**WHAT TO DO**
Search the data for the string "JSON" and extract every line where it appears.

[Records excerpted from a collection]
•••••
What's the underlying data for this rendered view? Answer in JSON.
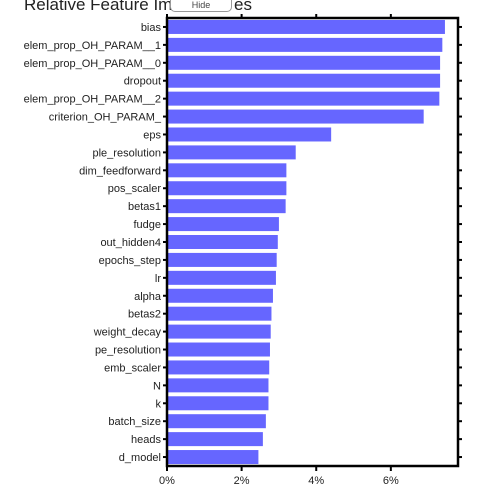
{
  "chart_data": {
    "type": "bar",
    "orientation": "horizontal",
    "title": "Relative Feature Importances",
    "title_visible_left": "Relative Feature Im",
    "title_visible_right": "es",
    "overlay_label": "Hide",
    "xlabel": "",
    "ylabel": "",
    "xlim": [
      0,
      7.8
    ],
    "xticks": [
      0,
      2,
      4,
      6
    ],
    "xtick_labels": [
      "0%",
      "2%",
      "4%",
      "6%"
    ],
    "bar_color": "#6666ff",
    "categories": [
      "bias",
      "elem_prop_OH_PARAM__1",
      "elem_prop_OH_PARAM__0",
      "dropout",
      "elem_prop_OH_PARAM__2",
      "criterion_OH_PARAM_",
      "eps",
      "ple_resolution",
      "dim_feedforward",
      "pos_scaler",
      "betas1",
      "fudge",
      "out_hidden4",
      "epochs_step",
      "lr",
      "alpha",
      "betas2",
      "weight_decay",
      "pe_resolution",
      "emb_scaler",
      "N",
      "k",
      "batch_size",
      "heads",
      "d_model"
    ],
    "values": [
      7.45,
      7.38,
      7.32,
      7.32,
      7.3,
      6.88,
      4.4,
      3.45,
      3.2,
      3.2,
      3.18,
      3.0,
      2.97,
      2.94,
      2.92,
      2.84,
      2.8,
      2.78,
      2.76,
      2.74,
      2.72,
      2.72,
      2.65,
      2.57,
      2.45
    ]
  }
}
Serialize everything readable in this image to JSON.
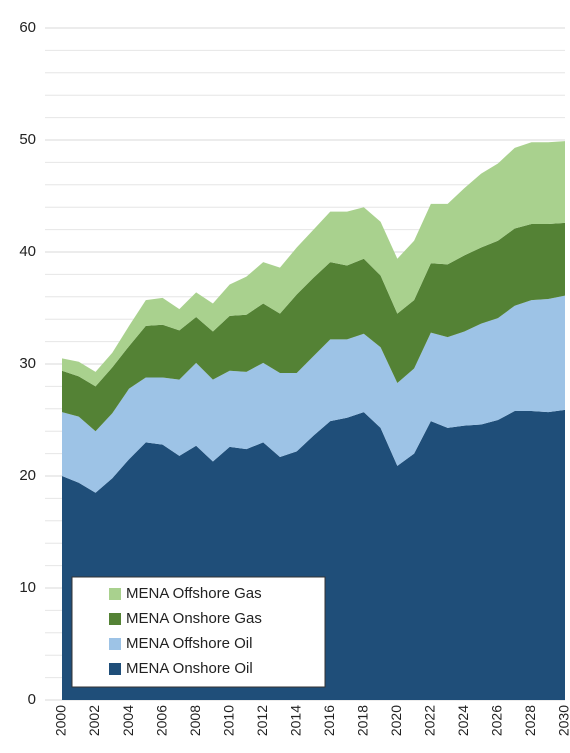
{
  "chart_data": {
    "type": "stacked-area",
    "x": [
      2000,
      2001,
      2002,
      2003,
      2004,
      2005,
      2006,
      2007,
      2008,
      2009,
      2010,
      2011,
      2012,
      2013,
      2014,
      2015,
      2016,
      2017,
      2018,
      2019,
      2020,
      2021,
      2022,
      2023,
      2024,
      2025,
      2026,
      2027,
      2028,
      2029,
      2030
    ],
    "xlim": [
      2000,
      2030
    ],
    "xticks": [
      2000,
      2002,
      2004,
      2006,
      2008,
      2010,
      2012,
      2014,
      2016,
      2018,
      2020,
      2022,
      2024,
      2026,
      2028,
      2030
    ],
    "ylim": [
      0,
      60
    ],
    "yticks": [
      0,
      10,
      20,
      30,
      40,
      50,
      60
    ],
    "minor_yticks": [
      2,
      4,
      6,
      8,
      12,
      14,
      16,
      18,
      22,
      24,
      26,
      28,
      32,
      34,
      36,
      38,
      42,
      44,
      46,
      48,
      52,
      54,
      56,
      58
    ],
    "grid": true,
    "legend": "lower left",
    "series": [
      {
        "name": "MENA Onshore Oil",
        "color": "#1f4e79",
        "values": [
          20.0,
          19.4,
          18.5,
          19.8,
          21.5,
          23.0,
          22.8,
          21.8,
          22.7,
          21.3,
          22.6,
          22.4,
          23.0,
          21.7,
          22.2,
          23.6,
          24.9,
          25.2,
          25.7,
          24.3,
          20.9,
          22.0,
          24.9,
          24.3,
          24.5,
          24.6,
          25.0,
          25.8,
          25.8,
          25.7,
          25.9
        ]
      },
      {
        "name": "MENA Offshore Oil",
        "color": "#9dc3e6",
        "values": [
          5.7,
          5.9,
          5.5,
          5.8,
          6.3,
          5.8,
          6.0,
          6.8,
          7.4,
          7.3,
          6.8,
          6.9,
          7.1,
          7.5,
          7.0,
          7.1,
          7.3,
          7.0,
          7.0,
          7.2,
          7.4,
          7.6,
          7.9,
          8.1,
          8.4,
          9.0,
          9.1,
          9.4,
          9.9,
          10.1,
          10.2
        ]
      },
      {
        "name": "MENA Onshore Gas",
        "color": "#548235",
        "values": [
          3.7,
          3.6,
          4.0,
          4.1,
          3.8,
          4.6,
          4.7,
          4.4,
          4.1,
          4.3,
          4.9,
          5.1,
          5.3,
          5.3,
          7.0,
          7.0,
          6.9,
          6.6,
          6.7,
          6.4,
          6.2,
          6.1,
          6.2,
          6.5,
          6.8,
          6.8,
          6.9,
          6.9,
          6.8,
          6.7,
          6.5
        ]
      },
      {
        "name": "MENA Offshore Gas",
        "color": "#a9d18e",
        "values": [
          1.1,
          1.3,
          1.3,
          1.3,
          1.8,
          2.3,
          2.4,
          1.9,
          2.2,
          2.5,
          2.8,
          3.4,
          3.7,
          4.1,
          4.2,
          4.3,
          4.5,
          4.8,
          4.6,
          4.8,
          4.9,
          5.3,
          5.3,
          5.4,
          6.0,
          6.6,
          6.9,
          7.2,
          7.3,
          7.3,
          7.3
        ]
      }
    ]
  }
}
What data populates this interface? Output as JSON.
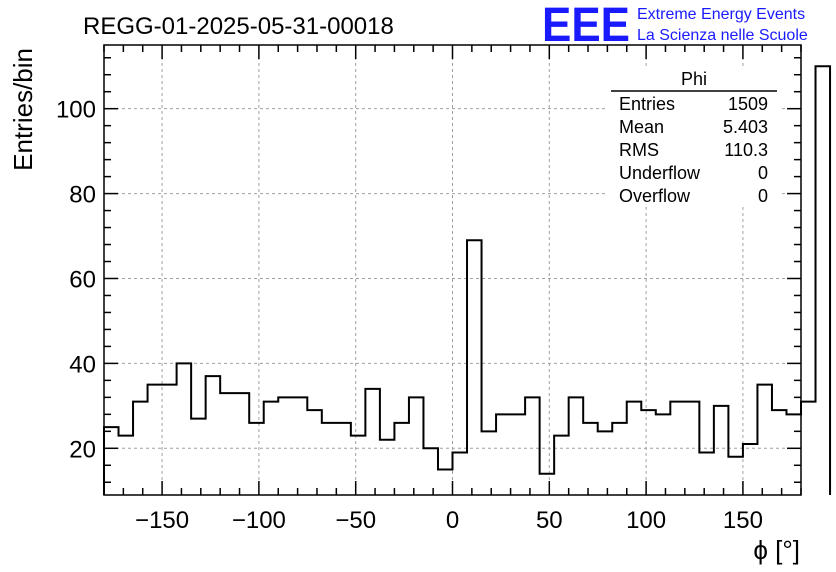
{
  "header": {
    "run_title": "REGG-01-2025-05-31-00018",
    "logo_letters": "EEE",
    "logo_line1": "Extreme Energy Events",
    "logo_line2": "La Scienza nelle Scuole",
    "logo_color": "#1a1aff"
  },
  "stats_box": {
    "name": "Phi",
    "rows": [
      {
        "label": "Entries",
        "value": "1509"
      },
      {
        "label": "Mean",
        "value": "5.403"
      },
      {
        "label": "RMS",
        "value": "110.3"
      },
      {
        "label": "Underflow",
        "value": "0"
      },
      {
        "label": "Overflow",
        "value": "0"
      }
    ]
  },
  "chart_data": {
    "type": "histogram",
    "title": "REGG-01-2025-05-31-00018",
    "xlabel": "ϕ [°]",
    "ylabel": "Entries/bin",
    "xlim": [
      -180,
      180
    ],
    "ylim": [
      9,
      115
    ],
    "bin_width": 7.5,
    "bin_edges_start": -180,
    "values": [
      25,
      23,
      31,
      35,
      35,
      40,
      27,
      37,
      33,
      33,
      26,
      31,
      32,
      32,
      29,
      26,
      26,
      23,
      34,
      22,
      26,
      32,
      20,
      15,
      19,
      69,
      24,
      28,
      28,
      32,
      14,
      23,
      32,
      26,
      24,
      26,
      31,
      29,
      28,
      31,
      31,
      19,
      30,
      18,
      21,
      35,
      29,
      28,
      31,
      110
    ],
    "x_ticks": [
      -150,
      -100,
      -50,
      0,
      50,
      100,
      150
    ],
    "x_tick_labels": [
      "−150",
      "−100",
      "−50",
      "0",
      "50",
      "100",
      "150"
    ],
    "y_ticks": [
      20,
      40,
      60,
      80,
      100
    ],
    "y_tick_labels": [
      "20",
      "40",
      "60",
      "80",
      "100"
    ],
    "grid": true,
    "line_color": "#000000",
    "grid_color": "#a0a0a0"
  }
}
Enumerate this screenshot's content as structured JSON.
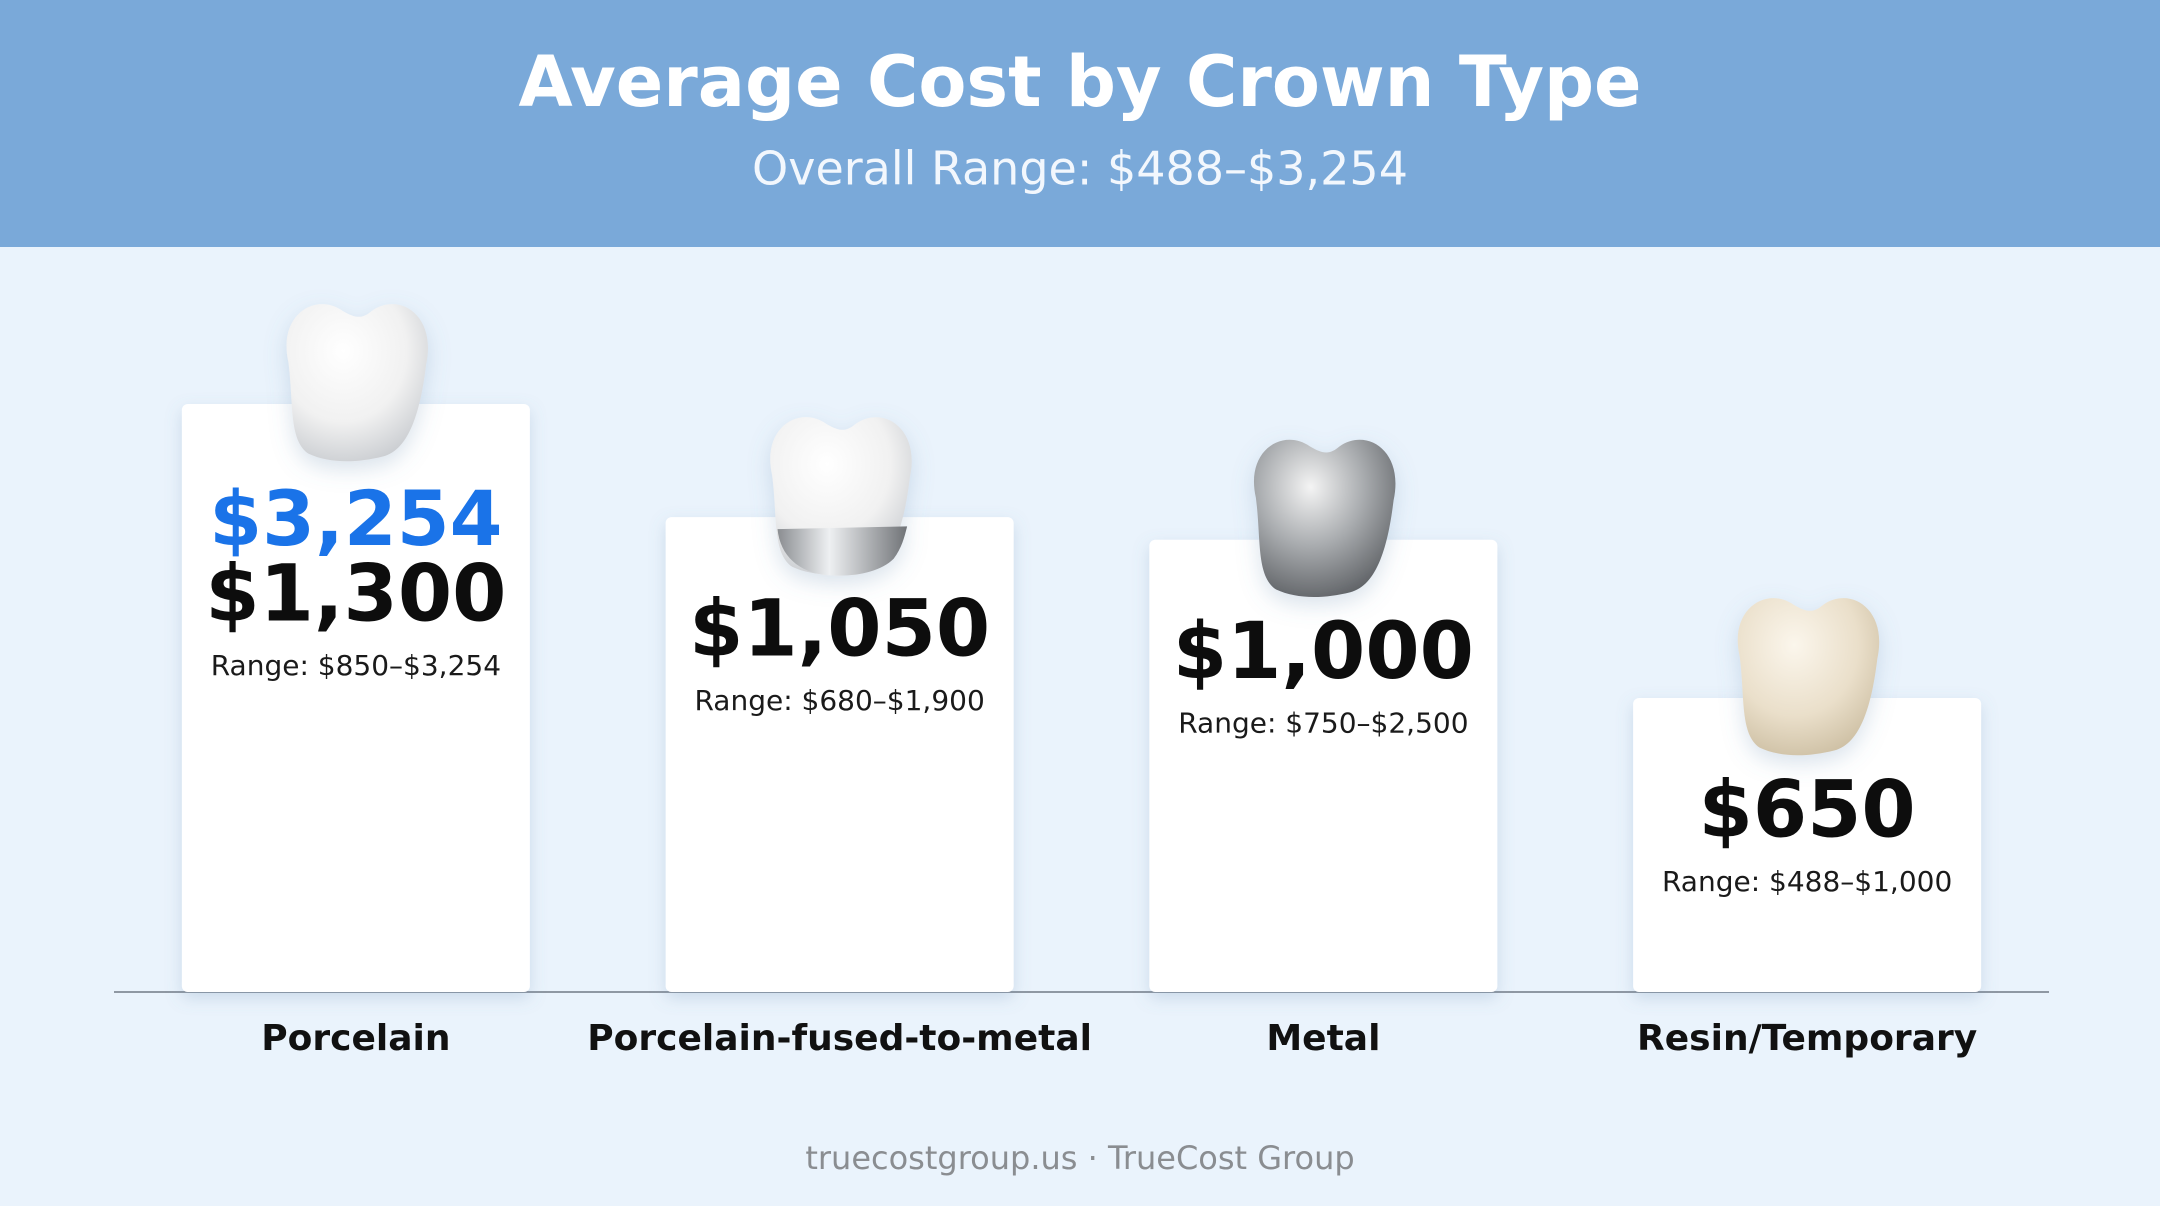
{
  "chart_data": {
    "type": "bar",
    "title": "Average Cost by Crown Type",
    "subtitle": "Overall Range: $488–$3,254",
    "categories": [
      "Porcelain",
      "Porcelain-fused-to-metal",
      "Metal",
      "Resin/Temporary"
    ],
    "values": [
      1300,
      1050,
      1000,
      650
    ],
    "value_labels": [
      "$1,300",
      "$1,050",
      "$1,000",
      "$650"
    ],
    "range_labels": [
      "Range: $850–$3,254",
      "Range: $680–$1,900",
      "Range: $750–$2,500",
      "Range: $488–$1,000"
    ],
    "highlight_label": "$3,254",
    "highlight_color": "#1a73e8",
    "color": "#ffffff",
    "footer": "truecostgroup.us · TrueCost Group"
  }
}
•••••
**WRITTEN ANSWER**
What's the underlying data for this rendered view? Answer in JSON.
Serialize everything readable in this image to JSON.
What data populates this interface? Output as JSON.
Enumerate this screenshot's content as structured JSON.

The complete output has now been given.